Data records:
"""

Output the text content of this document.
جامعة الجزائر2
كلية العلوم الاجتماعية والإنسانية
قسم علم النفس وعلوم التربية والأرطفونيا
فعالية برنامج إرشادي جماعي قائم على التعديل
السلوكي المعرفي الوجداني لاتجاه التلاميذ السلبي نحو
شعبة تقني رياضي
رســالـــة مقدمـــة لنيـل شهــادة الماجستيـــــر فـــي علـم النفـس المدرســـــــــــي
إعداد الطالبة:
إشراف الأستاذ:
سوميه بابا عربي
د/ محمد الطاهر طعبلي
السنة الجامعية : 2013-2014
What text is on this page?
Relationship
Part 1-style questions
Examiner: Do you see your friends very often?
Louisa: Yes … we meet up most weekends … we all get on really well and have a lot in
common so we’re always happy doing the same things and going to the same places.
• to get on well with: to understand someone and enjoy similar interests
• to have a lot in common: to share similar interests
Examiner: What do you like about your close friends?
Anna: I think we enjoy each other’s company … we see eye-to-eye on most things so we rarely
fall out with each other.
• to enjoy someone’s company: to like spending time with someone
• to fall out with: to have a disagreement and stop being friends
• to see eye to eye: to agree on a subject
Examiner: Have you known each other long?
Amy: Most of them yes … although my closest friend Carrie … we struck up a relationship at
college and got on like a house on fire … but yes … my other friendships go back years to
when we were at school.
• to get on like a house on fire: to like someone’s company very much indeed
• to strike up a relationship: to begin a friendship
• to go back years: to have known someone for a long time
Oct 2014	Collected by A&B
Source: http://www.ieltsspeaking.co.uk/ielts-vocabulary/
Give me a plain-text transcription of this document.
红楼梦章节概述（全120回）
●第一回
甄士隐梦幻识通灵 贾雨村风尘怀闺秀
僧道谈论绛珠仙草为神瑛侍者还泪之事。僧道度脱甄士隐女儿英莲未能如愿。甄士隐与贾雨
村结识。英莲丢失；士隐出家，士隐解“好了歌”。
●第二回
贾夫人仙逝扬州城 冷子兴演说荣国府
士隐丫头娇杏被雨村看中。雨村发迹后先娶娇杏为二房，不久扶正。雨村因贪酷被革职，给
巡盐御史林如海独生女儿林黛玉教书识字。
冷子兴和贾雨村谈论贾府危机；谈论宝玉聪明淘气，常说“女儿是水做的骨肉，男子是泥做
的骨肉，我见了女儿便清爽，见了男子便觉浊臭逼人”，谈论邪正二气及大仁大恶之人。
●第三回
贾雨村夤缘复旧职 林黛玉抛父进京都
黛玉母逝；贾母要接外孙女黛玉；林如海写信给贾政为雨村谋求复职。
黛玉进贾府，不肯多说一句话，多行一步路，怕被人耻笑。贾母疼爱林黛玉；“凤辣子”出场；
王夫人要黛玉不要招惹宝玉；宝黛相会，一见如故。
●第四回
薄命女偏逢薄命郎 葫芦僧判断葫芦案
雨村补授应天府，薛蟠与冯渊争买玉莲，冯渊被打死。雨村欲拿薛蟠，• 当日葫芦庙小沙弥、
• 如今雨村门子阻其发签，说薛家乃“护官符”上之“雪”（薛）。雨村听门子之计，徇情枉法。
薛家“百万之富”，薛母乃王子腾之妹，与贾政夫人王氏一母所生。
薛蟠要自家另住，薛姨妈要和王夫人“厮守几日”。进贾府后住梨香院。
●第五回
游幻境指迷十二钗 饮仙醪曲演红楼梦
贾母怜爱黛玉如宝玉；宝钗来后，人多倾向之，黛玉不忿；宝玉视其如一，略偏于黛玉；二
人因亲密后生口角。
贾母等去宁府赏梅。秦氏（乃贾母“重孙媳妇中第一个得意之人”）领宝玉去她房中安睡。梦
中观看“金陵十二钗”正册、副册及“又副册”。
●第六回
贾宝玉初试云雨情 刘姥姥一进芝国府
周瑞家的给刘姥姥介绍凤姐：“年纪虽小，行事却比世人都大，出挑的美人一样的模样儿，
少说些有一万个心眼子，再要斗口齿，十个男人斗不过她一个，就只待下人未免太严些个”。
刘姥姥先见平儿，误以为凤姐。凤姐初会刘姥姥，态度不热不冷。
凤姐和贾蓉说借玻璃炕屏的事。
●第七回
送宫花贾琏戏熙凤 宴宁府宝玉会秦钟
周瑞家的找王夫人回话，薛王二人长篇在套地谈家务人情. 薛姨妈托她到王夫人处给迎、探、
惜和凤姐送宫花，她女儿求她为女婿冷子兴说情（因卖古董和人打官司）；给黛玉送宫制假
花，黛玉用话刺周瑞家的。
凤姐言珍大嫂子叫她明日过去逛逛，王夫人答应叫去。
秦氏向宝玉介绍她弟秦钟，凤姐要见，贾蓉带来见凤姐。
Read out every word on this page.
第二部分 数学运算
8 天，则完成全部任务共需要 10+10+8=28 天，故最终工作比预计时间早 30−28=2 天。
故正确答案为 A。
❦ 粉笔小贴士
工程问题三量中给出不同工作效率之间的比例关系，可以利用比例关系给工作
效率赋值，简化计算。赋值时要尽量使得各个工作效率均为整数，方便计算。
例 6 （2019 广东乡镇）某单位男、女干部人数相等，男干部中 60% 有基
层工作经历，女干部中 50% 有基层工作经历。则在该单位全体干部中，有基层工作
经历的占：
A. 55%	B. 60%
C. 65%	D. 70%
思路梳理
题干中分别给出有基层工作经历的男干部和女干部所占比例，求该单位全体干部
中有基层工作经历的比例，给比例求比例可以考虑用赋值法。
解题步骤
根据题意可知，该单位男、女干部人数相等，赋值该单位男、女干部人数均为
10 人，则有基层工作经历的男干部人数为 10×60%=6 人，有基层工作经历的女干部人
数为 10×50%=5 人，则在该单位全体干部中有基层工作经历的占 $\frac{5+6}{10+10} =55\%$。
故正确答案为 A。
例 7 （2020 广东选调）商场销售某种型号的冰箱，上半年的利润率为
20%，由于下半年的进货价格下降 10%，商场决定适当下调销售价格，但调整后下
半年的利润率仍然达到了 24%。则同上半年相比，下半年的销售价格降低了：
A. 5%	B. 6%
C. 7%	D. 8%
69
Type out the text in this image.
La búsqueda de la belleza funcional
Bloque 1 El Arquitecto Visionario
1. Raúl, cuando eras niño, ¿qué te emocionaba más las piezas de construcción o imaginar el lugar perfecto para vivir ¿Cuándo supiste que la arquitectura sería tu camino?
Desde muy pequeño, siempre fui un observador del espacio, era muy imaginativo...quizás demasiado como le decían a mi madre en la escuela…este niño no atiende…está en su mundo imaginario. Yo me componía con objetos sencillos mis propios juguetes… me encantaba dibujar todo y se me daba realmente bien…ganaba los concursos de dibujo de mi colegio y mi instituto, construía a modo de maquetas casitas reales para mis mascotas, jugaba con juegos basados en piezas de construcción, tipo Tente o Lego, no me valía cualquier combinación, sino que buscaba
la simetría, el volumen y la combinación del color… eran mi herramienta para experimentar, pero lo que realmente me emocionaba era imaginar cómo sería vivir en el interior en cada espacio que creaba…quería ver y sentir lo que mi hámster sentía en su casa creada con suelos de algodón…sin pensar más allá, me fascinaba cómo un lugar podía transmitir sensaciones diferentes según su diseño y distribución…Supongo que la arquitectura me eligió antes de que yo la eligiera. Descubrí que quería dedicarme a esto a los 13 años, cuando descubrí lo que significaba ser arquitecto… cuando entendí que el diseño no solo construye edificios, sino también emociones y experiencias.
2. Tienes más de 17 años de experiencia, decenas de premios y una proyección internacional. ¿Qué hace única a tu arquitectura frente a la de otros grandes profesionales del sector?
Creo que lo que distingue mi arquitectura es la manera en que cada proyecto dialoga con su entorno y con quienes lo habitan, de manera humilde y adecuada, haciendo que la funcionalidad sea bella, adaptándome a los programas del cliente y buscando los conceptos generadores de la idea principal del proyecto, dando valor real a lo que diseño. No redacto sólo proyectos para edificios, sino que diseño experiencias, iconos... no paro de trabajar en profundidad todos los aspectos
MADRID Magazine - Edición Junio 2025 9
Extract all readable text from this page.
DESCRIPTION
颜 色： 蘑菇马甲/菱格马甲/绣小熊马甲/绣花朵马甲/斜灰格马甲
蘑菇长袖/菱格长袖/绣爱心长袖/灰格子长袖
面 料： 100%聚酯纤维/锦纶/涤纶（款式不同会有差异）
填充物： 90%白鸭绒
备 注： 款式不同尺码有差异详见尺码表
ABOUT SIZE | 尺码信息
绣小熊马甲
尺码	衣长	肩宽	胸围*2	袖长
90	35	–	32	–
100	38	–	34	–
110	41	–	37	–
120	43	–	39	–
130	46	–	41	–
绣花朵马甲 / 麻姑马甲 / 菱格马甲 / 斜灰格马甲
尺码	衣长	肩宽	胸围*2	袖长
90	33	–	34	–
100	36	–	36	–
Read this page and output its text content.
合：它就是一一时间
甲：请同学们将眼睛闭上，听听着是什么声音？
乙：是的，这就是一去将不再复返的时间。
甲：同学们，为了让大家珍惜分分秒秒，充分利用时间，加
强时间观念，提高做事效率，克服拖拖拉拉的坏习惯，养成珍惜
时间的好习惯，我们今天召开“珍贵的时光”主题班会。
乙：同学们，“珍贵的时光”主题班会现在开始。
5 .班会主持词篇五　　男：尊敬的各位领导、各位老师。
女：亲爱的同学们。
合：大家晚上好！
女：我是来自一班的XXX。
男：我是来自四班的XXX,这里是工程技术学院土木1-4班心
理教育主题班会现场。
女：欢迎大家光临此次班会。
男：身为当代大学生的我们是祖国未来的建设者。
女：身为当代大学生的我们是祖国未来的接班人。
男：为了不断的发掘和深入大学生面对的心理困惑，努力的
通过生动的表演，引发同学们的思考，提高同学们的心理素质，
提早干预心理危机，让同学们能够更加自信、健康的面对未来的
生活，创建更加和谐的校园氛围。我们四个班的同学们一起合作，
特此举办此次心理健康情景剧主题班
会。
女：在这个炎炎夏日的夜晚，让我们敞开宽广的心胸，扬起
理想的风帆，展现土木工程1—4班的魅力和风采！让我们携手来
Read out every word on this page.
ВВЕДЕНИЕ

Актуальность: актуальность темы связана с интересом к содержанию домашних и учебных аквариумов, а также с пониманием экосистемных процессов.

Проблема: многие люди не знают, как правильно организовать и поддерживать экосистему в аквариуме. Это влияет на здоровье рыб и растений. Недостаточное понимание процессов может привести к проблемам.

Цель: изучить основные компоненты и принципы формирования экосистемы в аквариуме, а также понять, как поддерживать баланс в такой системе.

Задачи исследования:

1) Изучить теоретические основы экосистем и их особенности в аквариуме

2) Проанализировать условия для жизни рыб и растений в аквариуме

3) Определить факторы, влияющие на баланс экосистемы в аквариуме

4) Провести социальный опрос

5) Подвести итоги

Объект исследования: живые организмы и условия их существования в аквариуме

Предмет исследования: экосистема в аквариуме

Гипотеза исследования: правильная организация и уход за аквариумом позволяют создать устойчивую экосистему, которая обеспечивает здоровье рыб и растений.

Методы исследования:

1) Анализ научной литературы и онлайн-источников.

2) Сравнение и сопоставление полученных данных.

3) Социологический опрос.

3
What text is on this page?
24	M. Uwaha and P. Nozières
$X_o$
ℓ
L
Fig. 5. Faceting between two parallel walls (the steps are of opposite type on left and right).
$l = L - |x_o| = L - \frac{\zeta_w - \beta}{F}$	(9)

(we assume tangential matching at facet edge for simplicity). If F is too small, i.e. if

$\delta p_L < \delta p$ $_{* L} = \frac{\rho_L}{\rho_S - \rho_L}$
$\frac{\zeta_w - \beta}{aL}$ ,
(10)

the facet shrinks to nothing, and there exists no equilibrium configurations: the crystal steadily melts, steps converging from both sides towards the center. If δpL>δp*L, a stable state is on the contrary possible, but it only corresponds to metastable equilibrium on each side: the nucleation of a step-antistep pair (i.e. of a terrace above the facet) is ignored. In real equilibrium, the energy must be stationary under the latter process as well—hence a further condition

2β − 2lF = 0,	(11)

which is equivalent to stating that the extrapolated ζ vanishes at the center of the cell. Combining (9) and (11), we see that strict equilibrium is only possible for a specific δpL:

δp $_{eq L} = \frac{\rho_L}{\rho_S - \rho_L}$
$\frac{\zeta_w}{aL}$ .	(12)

"""

Copy every line of the records above that contains "years".

college and got on like a house on fire … but yes … my other friendships go back years to
• to go back years: to have known someone for a long time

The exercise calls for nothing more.